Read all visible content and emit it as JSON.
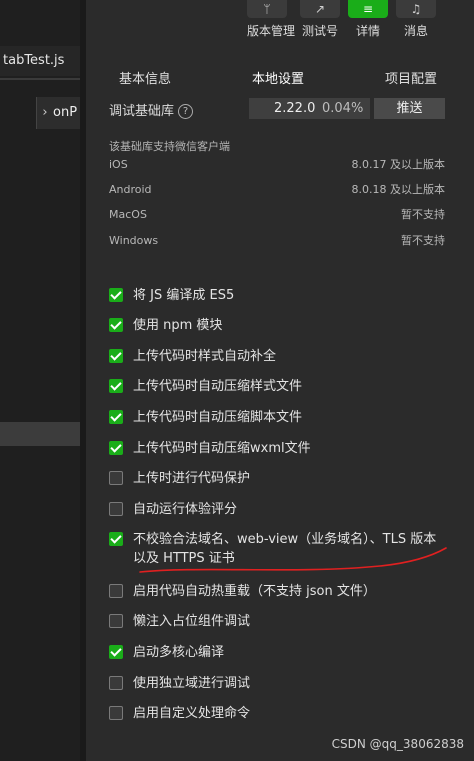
{
  "editor": {
    "file_tab": "tabTest.js",
    "outline_label": "onP",
    "outline_chevron": "chevron-right-icon"
  },
  "toolbar": {
    "buttons": [
      {
        "label": "版本管理",
        "icon": "branch-icon",
        "glyph": "ᛘ"
      },
      {
        "label": "测试号",
        "icon": "external-link-icon",
        "glyph": "↗"
      },
      {
        "label": "详情",
        "icon": "menu-icon",
        "glyph": "≡"
      },
      {
        "label": "消息",
        "icon": "bell-icon",
        "glyph": "♫"
      }
    ],
    "active_color": "#1aad19"
  },
  "tabs": [
    "基本信息",
    "本地设置",
    "项目配置"
  ],
  "base_library": {
    "label": "调试基础库",
    "help_icon": "?",
    "version": "2.22.0",
    "usage": "0.04%",
    "push_label": "推送"
  },
  "client_support": {
    "hint": "该基础库支持微信客户端",
    "rows": [
      {
        "name": "iOS",
        "value": "8.0.17 及以上版本"
      },
      {
        "name": "Android",
        "value": "8.0.18 及以上版本"
      },
      {
        "name": "MacOS",
        "value": "暂不支持"
      },
      {
        "name": "Windows",
        "value": "暂不支持"
      }
    ]
  },
  "options": [
    {
      "label": "将 JS 编译成 ES5",
      "checked": true
    },
    {
      "label": "使用 npm 模块",
      "checked": true
    },
    {
      "label": "上传代码时样式自动补全",
      "checked": true
    },
    {
      "label": "上传代码时自动压缩样式文件",
      "checked": true
    },
    {
      "label": "上传代码时自动压缩脚本文件",
      "checked": true
    },
    {
      "label": "上传代码时自动压缩wxml文件",
      "checked": true
    },
    {
      "label": "上传时进行代码保护",
      "checked": false
    },
    {
      "label": "自动运行体验评分",
      "checked": false
    },
    {
      "label": "不校验合法域名、web-view（业务域名）、TLS 版本以及 HTTPS 证书",
      "checked": true
    },
    {
      "label": "启用代码自动热重载（不支持 json 文件）",
      "checked": false
    },
    {
      "label": "懒注入占位组件调试",
      "checked": false
    },
    {
      "label": "启动多核心编译",
      "checked": true
    },
    {
      "label": "使用独立域进行调试",
      "checked": false
    },
    {
      "label": "启用自定义处理命令",
      "checked": false
    }
  ],
  "watermark": "CSDN @qq_38062838",
  "annotation_color": "#e02020"
}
━━━━━━━━━━━━━━━━━━━━━━━━━━━━━━
**GOAL**
Track down every line holding the string "name" and copy it.

**RESPONSE TO THIS TASK**
        "name": "iOS",
        "name": "Android",
        "name": "MacOS",
        "name": "Windows",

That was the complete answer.